- _DESCRIPTION OF THE TASK_:
Lay out the listing lines from the line with "Where is each" up to and including the line with "menu-file[interactable]: File bbox=[0, 41, 23, 57]" as a Markdown table with the columns Row and Line, leaving out blank lines. Omit the pictures from your answer.
== DATASET CONTENT ==
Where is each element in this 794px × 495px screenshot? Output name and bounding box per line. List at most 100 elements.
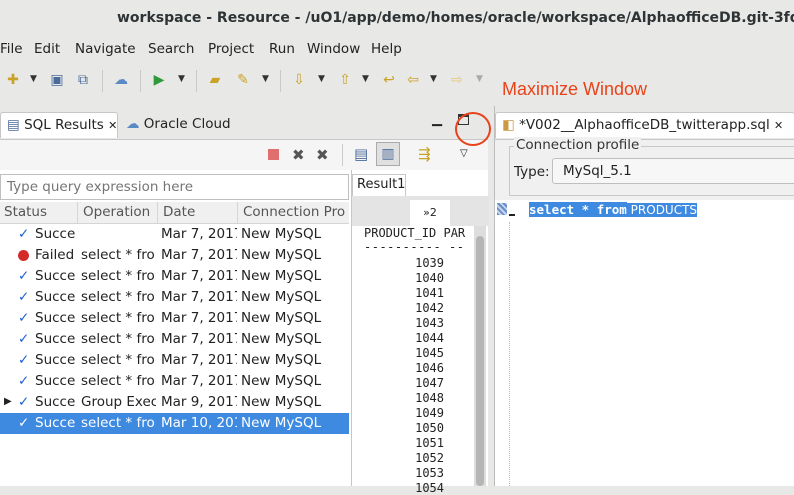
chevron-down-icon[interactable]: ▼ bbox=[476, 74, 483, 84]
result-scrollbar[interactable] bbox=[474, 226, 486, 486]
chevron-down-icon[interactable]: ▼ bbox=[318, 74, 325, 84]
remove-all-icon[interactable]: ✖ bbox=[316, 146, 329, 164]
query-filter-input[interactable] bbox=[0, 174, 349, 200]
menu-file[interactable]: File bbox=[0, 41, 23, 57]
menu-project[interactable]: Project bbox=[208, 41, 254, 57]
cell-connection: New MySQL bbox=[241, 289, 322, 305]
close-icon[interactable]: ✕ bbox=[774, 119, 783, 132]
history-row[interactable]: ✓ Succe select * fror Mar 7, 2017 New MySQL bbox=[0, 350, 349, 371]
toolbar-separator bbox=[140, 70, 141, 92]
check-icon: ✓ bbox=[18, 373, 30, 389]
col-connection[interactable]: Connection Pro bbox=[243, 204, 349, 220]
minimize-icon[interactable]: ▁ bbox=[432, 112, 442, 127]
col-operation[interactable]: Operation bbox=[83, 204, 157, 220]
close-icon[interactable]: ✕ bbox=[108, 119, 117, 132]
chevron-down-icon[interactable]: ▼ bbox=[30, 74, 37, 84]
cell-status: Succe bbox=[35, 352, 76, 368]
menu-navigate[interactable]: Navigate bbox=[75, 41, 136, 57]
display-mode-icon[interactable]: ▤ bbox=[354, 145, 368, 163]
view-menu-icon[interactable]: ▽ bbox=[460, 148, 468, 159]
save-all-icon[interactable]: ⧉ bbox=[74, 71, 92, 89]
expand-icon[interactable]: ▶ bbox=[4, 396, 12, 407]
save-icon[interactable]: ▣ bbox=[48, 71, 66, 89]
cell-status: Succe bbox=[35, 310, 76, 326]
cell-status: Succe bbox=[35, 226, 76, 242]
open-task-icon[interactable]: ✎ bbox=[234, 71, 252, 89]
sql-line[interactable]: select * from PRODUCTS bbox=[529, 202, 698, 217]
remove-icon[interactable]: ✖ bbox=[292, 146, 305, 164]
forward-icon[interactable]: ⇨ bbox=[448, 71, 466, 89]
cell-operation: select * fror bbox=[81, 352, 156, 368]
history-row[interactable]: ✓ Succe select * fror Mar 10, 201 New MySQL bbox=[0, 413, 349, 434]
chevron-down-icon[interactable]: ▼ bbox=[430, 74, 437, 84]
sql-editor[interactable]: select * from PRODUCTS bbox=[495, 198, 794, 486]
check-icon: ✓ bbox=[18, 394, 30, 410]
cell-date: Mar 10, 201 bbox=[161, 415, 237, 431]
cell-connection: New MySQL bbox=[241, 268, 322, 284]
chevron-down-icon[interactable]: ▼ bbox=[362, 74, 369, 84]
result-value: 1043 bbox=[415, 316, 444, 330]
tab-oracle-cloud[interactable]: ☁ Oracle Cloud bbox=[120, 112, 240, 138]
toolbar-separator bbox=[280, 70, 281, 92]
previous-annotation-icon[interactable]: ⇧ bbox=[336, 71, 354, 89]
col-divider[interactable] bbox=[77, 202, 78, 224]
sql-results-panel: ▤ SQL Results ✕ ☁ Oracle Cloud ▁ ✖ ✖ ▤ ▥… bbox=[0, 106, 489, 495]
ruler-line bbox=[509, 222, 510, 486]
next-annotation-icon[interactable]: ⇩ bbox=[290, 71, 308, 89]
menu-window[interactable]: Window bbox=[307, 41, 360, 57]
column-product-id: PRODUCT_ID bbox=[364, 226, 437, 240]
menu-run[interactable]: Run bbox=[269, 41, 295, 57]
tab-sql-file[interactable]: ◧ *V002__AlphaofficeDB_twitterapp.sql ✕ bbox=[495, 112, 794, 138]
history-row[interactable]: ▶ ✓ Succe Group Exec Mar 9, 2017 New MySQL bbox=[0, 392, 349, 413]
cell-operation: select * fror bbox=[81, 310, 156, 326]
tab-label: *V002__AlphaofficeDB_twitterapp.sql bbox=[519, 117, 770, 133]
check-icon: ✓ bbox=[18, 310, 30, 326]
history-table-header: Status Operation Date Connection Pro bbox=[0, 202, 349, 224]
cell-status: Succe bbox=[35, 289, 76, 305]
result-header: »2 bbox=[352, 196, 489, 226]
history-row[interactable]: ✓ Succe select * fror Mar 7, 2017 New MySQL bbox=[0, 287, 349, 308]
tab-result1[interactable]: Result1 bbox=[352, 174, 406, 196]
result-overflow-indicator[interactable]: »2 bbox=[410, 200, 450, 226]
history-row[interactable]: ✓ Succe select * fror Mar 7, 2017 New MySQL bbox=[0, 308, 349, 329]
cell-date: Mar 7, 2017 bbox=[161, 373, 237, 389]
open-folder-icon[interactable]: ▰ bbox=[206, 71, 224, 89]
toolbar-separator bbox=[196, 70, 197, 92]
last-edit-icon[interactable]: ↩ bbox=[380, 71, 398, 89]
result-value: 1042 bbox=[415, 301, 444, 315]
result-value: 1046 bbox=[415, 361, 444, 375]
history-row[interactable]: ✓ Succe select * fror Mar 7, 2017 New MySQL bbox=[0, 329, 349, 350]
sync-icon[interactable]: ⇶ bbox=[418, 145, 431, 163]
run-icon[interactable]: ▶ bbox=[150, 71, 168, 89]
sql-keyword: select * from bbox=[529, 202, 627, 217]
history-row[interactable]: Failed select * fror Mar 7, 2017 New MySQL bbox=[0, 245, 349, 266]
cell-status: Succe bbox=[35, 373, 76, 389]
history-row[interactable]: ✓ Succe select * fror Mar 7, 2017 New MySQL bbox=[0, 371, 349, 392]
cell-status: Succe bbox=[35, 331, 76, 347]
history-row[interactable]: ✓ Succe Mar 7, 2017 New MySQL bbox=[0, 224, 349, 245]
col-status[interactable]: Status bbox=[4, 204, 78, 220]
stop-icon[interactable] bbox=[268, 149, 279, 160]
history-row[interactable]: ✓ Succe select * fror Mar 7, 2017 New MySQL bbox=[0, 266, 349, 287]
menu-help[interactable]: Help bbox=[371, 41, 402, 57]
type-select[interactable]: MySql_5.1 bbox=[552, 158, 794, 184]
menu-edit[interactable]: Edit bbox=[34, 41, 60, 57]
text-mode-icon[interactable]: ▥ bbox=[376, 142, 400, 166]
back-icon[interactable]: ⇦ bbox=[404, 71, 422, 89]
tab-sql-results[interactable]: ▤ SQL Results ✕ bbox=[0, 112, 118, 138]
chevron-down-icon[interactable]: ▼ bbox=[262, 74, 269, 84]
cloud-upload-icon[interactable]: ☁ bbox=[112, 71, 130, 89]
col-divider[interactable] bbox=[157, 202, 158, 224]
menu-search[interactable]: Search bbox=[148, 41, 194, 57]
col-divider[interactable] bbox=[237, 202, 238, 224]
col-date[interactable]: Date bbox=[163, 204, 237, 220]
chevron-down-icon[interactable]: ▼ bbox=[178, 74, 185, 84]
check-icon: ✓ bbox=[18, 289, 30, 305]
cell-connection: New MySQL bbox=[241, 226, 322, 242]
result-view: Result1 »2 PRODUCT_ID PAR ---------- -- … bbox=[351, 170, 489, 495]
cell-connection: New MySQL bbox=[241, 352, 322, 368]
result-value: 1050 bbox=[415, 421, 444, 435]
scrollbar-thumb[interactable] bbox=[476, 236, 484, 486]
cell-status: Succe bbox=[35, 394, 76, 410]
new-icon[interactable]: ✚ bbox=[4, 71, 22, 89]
===
== DATASET CONTENT ==
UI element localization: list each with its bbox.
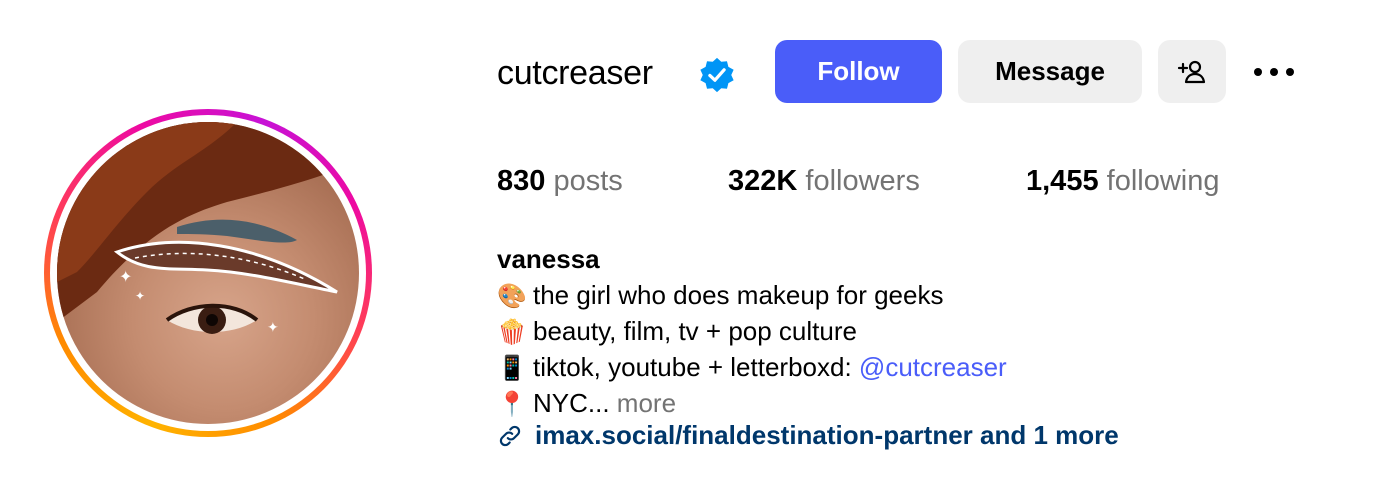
===
== DATASET CONTENT ==
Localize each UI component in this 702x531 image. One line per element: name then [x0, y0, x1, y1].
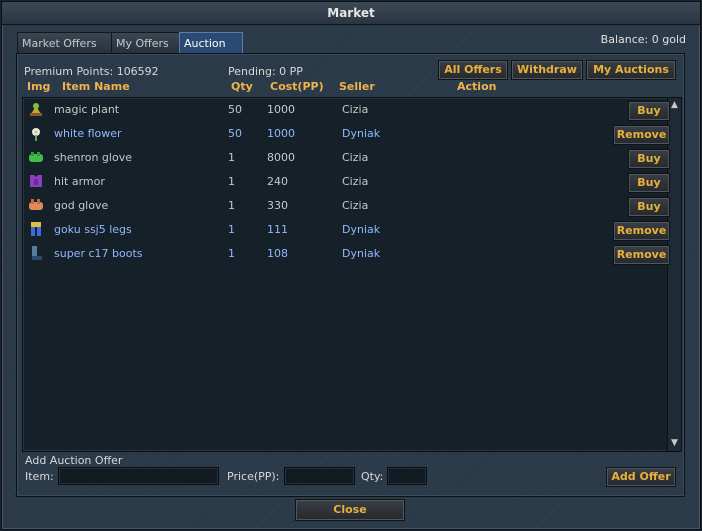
===
- _WRITTEN RESPONSE_:
| Row | Line |
|---|---|
| 1 | Where is each element in this 794px × 495px screenshot? Output name and bounding box per line. List at most 100 elements. |
| 2 | chevron-down-icon[interactable]: ▼ bbox=[476, 74, 483, 84] |
| 3 | result-scrollbar[interactable] bbox=[474, 226, 486, 486] |
| 4 | chevron-down-icon[interactable]: ▼ bbox=[318, 74, 325, 84] |
| 5 | remove-all-icon[interactable]: ✖ bbox=[316, 146, 329, 164] |
| 6 | query-filter-input[interactable] bbox=[0, 174, 349, 200] |
| 7 | menu-file[interactable]: File bbox=[0, 41, 23, 57] |